* WHAT YOU ARE ASKED TO DO
What follows is a set of entries. Repeat them exactly, but not their pictures.

— start MATERIAL FOR THIS TASK —

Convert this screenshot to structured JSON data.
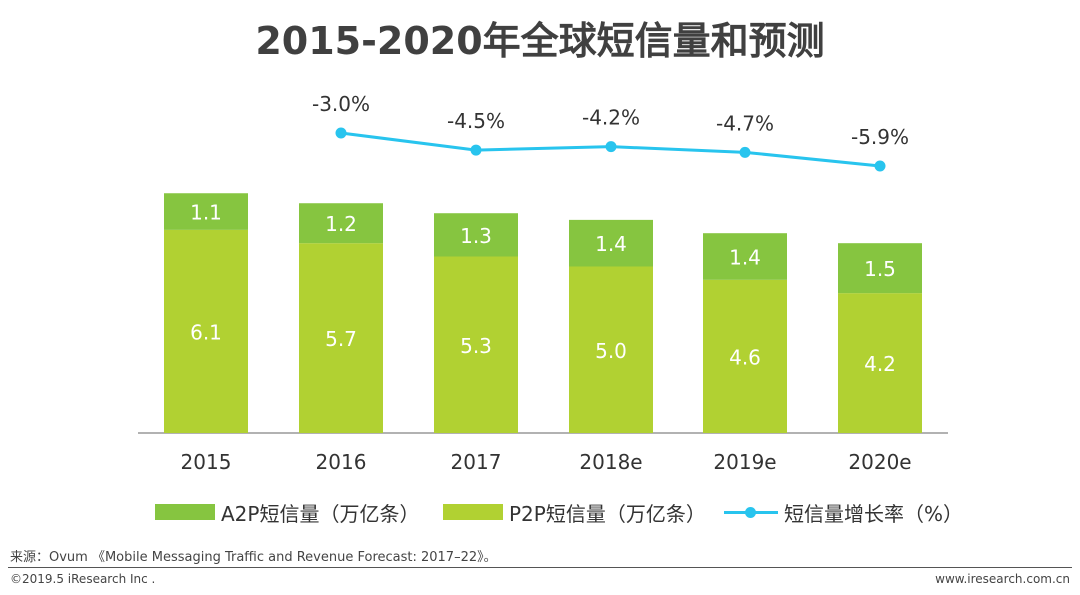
{
  "title": "2015-2020年全球短信量和预测",
  "colors": {
    "a2p": "#86c540",
    "p2p": "#b1d132",
    "growth": "#28c4ee",
    "axis": "#999999",
    "label_on_bar": "#ffffff",
    "text": "#333333"
  },
  "chart_data": {
    "type": "bar",
    "stacked": true,
    "categories": [
      "2015",
      "2016",
      "2017",
      "2018e",
      "2019e",
      "2020e"
    ],
    "series": [
      {
        "name": "P2P短信量（万亿条）",
        "values": [
          6.1,
          5.7,
          5.3,
          5.0,
          4.6,
          4.2
        ]
      },
      {
        "name": "A2P短信量（万亿条）",
        "values": [
          1.1,
          1.2,
          1.3,
          1.4,
          1.4,
          1.5
        ]
      }
    ],
    "bar_labels": {
      "p2p": [
        "6.1",
        "5.7",
        "5.3",
        "5.0",
        "4.6",
        "4.2"
      ],
      "a2p": [
        "1.1",
        "1.2",
        "1.3",
        "1.4",
        "1.4",
        "1.5"
      ]
    },
    "line_series": {
      "name": "短信量增长率（%）",
      "values": [
        null,
        -3.0,
        -4.5,
        -4.2,
        -4.7,
        -5.9
      ],
      "labels": [
        "",
        "-3.0%",
        "-4.5%",
        "-4.2%",
        "-4.7%",
        "-5.9%"
      ]
    },
    "legend_position": "bottom",
    "grid": false
  },
  "legend": {
    "a2p": "A2P短信量（万亿条）",
    "p2p": "P2P短信量（万亿条）",
    "growth": "短信量增长率（%）"
  },
  "source": "来源：Ovum 《Mobile Messaging Traffic and Revenue Forecast: 2017–22》。",
  "copyright": "©2019.5 iResearch Inc .",
  "website": "www.iresearch.com.cn"
}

— end MATERIAL FOR THIS TASK —

* CORRECT OUTPUT
Convert this screenshot to structured JSON data.
{
  "title": "2015-2020年全球短信量和预测",
  "colors": {
    "a2p": "#86c540",
    "p2p": "#b1d132",
    "growth": "#28c4ee",
    "axis": "#999999",
    "label_on_bar": "#ffffff",
    "text": "#333333"
  },
  "chart_data": {
    "type": "bar",
    "stacked": true,
    "categories": [
      "2015",
      "2016",
      "2017",
      "2018e",
      "2019e",
      "2020e"
    ],
    "series": [
      {
        "name": "P2P短信量（万亿条）",
        "values": [
          6.1,
          5.7,
          5.3,
          5.0,
          4.6,
          4.2
        ]
      },
      {
        "name": "A2P短信量（万亿条）",
        "values": [
          1.1,
          1.2,
          1.3,
          1.4,
          1.4,
          1.5
        ]
      }
    ],
    "bar_labels": {
      "p2p": [
        "6.1",
        "5.7",
        "5.3",
        "5.0",
        "4.6",
        "4.2"
      ],
      "a2p": [
        "1.1",
        "1.2",
        "1.3",
        "1.4",
        "1.4",
        "1.5"
      ]
    },
    "line_series": {
      "name": "短信量增长率（%）",
      "values": [
        null,
        -3.0,
        -4.5,
        -4.2,
        -4.7,
        -5.9
      ],
      "labels": [
        "",
        "-3.0%",
        "-4.5%",
        "-4.2%",
        "-4.7%",
        "-5.9%"
      ]
    },
    "legend_position": "bottom",
    "grid": false
  },
  "legend": {
    "a2p": "A2P短信量（万亿条）",
    "p2p": "P2P短信量（万亿条）",
    "growth": "短信量增长率（%）"
  },
  "source": "来源：Ovum 《Mobile Messaging Traffic and Revenue Forecast: 2017–22》。",
  "copyright": "©2019.5 iResearch Inc .",
  "website": "www.iresearch.com.cn"
}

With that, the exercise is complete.